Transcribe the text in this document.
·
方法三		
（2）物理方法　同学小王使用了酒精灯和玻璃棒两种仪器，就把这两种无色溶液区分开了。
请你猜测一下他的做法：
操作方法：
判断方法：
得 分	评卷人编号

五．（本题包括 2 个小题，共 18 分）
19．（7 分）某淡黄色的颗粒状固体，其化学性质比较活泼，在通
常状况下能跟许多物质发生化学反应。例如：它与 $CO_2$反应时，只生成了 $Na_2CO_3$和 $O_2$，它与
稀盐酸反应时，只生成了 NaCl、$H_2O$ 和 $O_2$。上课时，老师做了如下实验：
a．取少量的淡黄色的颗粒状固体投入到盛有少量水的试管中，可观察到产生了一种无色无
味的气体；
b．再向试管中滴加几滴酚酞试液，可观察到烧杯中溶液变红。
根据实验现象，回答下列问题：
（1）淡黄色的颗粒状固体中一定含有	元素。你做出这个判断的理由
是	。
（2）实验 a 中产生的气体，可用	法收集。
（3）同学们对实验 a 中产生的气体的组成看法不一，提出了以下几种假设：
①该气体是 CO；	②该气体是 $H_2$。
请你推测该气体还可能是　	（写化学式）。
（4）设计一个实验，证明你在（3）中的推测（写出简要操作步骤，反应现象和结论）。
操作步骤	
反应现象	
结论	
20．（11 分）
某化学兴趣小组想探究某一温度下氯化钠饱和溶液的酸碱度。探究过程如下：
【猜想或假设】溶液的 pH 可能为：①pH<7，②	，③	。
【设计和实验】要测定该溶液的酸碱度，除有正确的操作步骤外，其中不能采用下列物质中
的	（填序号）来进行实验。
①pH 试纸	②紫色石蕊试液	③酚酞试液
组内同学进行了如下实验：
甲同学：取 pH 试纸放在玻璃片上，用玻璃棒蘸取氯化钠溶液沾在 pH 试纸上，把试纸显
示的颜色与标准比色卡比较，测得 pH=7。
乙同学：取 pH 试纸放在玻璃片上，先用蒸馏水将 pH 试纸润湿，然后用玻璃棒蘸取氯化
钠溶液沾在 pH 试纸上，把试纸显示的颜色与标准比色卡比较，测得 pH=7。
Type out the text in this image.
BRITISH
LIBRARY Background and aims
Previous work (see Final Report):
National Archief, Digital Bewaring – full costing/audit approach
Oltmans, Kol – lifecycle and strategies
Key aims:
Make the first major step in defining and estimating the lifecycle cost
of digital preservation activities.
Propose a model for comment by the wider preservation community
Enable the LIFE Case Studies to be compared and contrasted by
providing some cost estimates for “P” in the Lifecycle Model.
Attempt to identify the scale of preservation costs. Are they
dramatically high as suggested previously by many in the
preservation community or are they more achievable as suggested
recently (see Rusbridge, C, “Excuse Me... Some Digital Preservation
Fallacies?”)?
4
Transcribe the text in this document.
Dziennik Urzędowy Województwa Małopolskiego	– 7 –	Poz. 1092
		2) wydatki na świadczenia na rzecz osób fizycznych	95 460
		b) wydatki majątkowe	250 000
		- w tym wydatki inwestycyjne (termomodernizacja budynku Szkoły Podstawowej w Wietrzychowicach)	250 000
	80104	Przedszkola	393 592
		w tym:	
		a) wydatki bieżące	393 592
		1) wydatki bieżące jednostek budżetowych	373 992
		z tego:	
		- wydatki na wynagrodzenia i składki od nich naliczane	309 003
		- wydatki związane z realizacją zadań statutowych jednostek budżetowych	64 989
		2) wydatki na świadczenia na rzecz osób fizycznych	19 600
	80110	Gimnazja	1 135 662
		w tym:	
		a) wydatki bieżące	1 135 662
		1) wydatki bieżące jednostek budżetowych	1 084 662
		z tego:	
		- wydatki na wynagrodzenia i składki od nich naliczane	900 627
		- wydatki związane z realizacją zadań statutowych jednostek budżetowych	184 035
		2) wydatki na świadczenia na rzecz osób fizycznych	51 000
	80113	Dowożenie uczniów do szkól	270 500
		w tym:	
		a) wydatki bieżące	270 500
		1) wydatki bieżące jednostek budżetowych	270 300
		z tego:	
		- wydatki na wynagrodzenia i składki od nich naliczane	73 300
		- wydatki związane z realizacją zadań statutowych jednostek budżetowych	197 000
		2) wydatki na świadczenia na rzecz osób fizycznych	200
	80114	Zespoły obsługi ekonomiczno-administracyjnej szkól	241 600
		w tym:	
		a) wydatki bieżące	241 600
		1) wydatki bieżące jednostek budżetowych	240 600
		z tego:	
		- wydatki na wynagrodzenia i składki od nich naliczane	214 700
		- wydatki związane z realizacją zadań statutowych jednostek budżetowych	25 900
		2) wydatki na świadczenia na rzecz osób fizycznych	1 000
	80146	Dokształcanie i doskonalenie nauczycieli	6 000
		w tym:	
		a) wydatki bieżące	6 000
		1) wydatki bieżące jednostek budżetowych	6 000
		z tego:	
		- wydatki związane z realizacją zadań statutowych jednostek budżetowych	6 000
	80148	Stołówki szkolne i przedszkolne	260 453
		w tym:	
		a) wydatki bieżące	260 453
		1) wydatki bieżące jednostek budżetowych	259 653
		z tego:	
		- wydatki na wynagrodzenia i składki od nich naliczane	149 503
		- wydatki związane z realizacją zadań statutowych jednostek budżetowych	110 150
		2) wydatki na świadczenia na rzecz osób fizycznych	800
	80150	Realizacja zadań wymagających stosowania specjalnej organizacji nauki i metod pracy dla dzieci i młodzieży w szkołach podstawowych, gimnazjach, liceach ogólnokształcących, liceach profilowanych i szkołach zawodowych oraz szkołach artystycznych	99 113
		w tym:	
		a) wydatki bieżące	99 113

· · · · · · ·

» Problem
Find the word "związane" in the entries above and gather every line that holds it.

» Result below
		- wydatki związane z realizacją zadań statutowych jednostek budżetowych	64 989
		- wydatki związane z realizacją zadań statutowych jednostek budżetowych	184 035
		- wydatki związane z realizacją zadań statutowych jednostek budżetowych	197 000
		- wydatki związane z realizacją zadań statutowych jednostek budżetowych	25 900
		- wydatki związane z realizacją zadań statutowych jednostek budżetowych	6 000
		- wydatki związane z realizacją zadań statutowych jednostek budżetowych	110 150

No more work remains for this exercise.